Data entries for graphics
----------------------------------------

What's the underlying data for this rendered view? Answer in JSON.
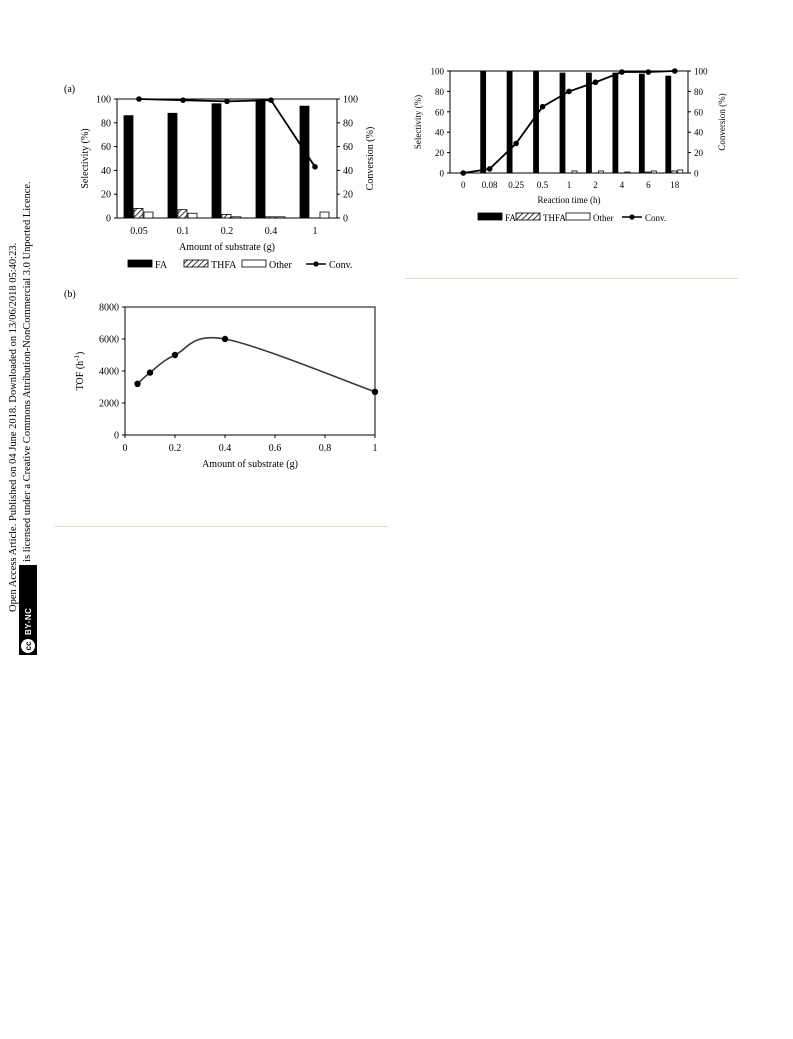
{
  "sidebar": {
    "line1": "Open Access Article. Published on 04 June 2018. Downloaded on 13/06/2018 05:40:23.",
    "line2": "This article is licensed under a Creative Commons Attribution-NonCommercial 3.0 Unported Licence.",
    "badge_cc": "cc",
    "badge_text": "BY-NC"
  },
  "chart_data": [
    {
      "id": "a",
      "panel_label": "(a)",
      "type": "bar",
      "categories": [
        "0.05",
        "0.1",
        "0.2",
        "0.4",
        "1"
      ],
      "xlabel": "Amount of substrate (g)",
      "ylabel": "Selectivity (%)",
      "y2label": "Conversion (%)",
      "ylim": [
        0,
        100
      ],
      "y2lim": [
        0,
        100
      ],
      "yticks": [
        0,
        20,
        40,
        60,
        80,
        100
      ],
      "series": [
        {
          "name": "FA",
          "values": [
            86,
            88,
            96,
            98,
            94
          ],
          "style": "solid"
        },
        {
          "name": "THFA",
          "values": [
            8,
            7,
            3,
            1,
            0
          ],
          "style": "hatch"
        },
        {
          "name": "Other",
          "values": [
            5,
            4,
            1,
            1,
            5
          ],
          "style": "open"
        },
        {
          "name": "Conv.",
          "values": [
            100,
            99,
            98,
            99,
            43
          ],
          "style": "line",
          "axis": "y2"
        }
      ],
      "legend": [
        "FA",
        "THFA",
        "Other",
        "Conv."
      ],
      "legend_position": "bottom"
    },
    {
      "id": "b",
      "panel_label": "(b)",
      "type": "line",
      "x": [
        0.05,
        0.1,
        0.2,
        0.4,
        1
      ],
      "y": [
        3200,
        3900,
        5000,
        6000,
        2700
      ],
      "xlabel": "Amount of substrate (g)",
      "ylabel": "TOF (h",
      "ylabel_sup": "-1",
      "ylabel_end": ")",
      "xlim": [
        0,
        1
      ],
      "ylim": [
        0,
        8000
      ],
      "xticks": [
        0,
        0.2,
        0.4,
        0.6,
        0.8,
        1
      ],
      "yticks": [
        0,
        2000,
        4000,
        6000,
        8000
      ]
    },
    {
      "id": "c",
      "type": "bar",
      "categories": [
        "0",
        "0.08",
        "0.25",
        "0.5",
        "1",
        "2",
        "4",
        "6",
        "18"
      ],
      "xlabel": "Reaction time (h)",
      "ylabel": "Selectivity (%)",
      "y2label": "Conversion (%)",
      "ylim": [
        0,
        100
      ],
      "y2lim": [
        0,
        100
      ],
      "yticks": [
        0,
        20,
        40,
        60,
        80,
        100
      ],
      "series": [
        {
          "name": "FA",
          "values": [
            0,
            100,
            100,
            100,
            98,
            98,
            98,
            97,
            95
          ],
          "style": "solid"
        },
        {
          "name": "THFA",
          "values": [
            0,
            0,
            0,
            0,
            0,
            0,
            0,
            1,
            2
          ],
          "style": "hatch"
        },
        {
          "name": "Other",
          "values": [
            0,
            0,
            0,
            0,
            2,
            2,
            1,
            2,
            3
          ],
          "style": "open"
        },
        {
          "name": "Conv.",
          "values": [
            0,
            4,
            29,
            65,
            80,
            89,
            99,
            99,
            100
          ],
          "style": "line",
          "axis": "y2"
        }
      ],
      "legend": [
        "FA",
        "THFA",
        "Other",
        "Conv."
      ],
      "legend_position": "bottom"
    }
  ]
}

----------------------------------------

Return all of the entries word for word, but omit the pictures.

=== RESULT BELOW ===
What's the underlying data for this rendered view? Answer in JSON.
{
  "sidebar": {
    "line1": "Open Access Article. Published on 04 June 2018. Downloaded on 13/06/2018 05:40:23.",
    "line2": "This article is licensed under a Creative Commons Attribution-NonCommercial 3.0 Unported Licence.",
    "badge_cc": "cc",
    "badge_text": "BY-NC"
  },
  "chart_data": [
    {
      "id": "a",
      "panel_label": "(a)",
      "type": "bar",
      "categories": [
        "0.05",
        "0.1",
        "0.2",
        "0.4",
        "1"
      ],
      "xlabel": "Amount of substrate (g)",
      "ylabel": "Selectivity (%)",
      "y2label": "Conversion (%)",
      "ylim": [
        0,
        100
      ],
      "y2lim": [
        0,
        100
      ],
      "yticks": [
        0,
        20,
        40,
        60,
        80,
        100
      ],
      "series": [
        {
          "name": "FA",
          "values": [
            86,
            88,
            96,
            98,
            94
          ],
          "style": "solid"
        },
        {
          "name": "THFA",
          "values": [
            8,
            7,
            3,
            1,
            0
          ],
          "style": "hatch"
        },
        {
          "name": "Other",
          "values": [
            5,
            4,
            1,
            1,
            5
          ],
          "style": "open"
        },
        {
          "name": "Conv.",
          "values": [
            100,
            99,
            98,
            99,
            43
          ],
          "style": "line",
          "axis": "y2"
        }
      ],
      "legend": [
        "FA",
        "THFA",
        "Other",
        "Conv."
      ],
      "legend_position": "bottom"
    },
    {
      "id": "b",
      "panel_label": "(b)",
      "type": "line",
      "x": [
        0.05,
        0.1,
        0.2,
        0.4,
        1
      ],
      "y": [
        3200,
        3900,
        5000,
        6000,
        2700
      ],
      "xlabel": "Amount of substrate (g)",
      "ylabel": "TOF (h",
      "ylabel_sup": "-1",
      "ylabel_end": ")",
      "xlim": [
        0,
        1
      ],
      "ylim": [
        0,
        8000
      ],
      "xticks": [
        0,
        0.2,
        0.4,
        0.6,
        0.8,
        1
      ],
      "yticks": [
        0,
        2000,
        4000,
        6000,
        8000
      ]
    },
    {
      "id": "c",
      "type": "bar",
      "categories": [
        "0",
        "0.08",
        "0.25",
        "0.5",
        "1",
        "2",
        "4",
        "6",
        "18"
      ],
      "xlabel": "Reaction time (h)",
      "ylabel": "Selectivity (%)",
      "y2label": "Conversion (%)",
      "ylim": [
        0,
        100
      ],
      "y2lim": [
        0,
        100
      ],
      "yticks": [
        0,
        20,
        40,
        60,
        80,
        100
      ],
      "series": [
        {
          "name": "FA",
          "values": [
            0,
            100,
            100,
            100,
            98,
            98,
            98,
            97,
            95
          ],
          "style": "solid"
        },
        {
          "name": "THFA",
          "values": [
            0,
            0,
            0,
            0,
            0,
            0,
            0,
            1,
            2
          ],
          "style": "hatch"
        },
        {
          "name": "Other",
          "values": [
            0,
            0,
            0,
            0,
            2,
            2,
            1,
            2,
            3
          ],
          "style": "open"
        },
        {
          "name": "Conv.",
          "values": [
            0,
            4,
            29,
            65,
            80,
            89,
            99,
            99,
            100
          ],
          "style": "line",
          "axis": "y2"
        }
      ],
      "legend": [
        "FA",
        "THFA",
        "Other",
        "Conv."
      ],
      "legend_position": "bottom"
    }
  ]
}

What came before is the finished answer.